## START DATA SHOWN
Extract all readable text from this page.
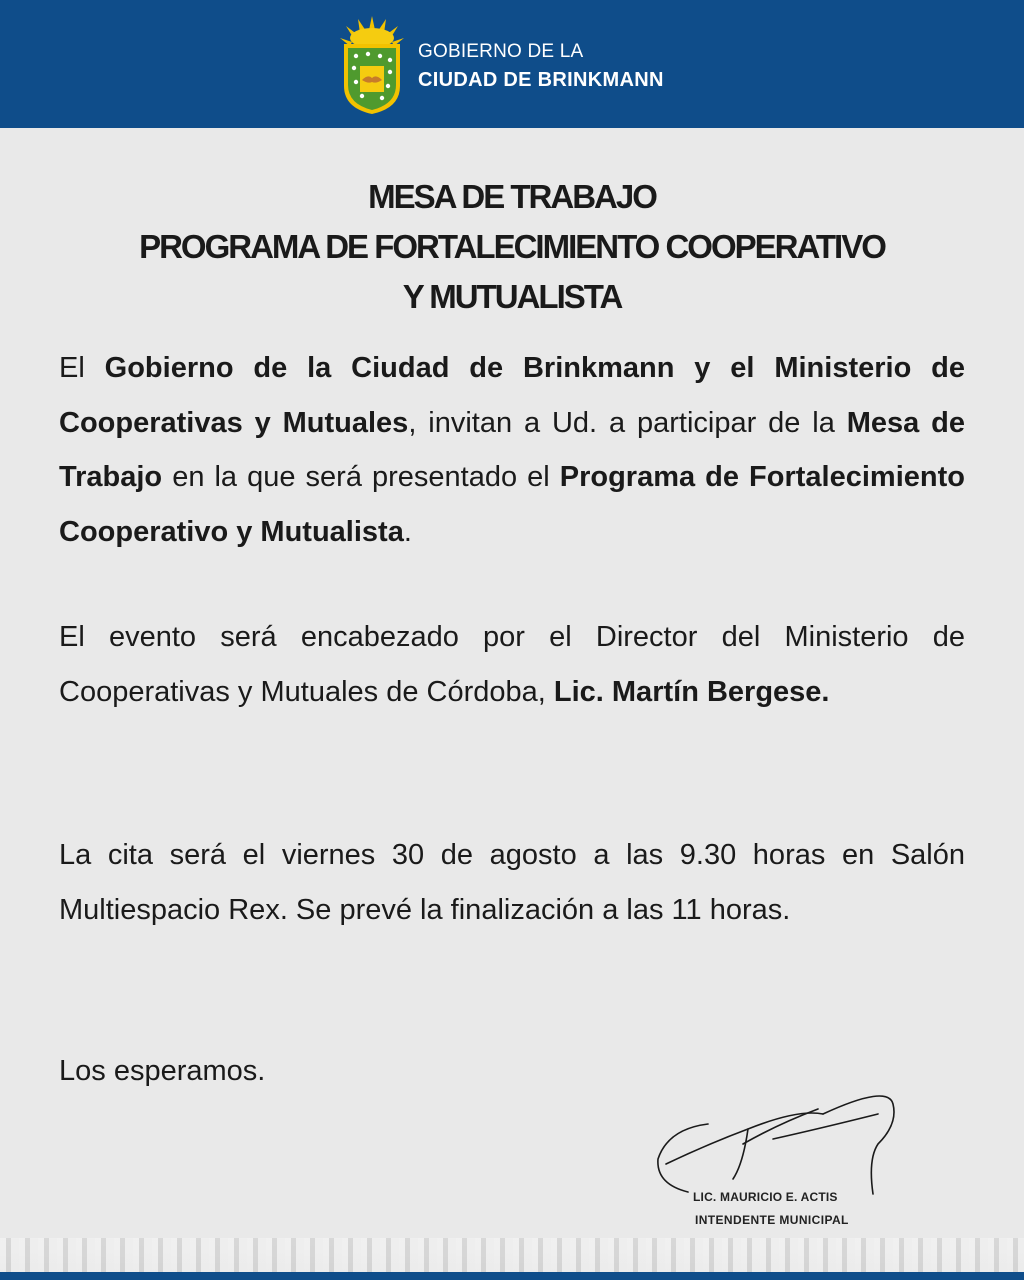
GOBIERNO DE LA
CIUDAD DE BRINKMANN
MESA DE TRABAJO
PROGRAMA DE FORTALECIMIENTO COOPERATIVO
Y MUTUALISTA

El Gobierno de la Ciudad de Brinkmann y el Ministerio de Cooperativas y Mutuales, invitan a Ud. a participar de la Mesa de Trabajo en la que será presentado el Programa de Fortalecimiento Cooperativo y Mutualista.

El evento será encabezado por el Director del Ministerio de Cooperativas y Mutuales de Córdoba, Lic. Martín Bergese.

La cita será el viernes 30 de agosto a las 9.30 horas en Salón Multiespacio Rex. Se prevé la finalización a las 11 horas.

Los esperamos.

LIC. MAURICIO E. ACTIS
INTENDENTE MUNICIPAL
## END DATA SHOWN
PROBLEM REQUIREMENTS: Repeat all of the data above word for word, minus the pictures.

EXERCISE RESPONSE:
Extract all readable text from this page.
GOBIERNO DE LA
CIUDAD DE BRINKMANN
MESA DE TRABAJO
PROGRAMA DE FORTALECIMIENTO COOPERATIVO
Y MUTUALISTA

El Gobierno de la Ciudad de Brinkmann y el Ministerio de Cooperativas y Mutuales, invitan a Ud. a participar de la Mesa de Trabajo en la que será presentado el Programa de Fortalecimiento Cooperativo y Mutualista.

El evento será encabezado por el Director del Ministerio de Cooperativas y Mutuales de Córdoba, Lic. Martín Bergese.

La cita será el viernes 30 de agosto a las 9.30 horas en Salón Multiespacio Rex. Se prevé la finalización a las 11 horas.

Los esperamos.

LIC. MAURICIO E. ACTIS
INTENDENTE MUNICIPAL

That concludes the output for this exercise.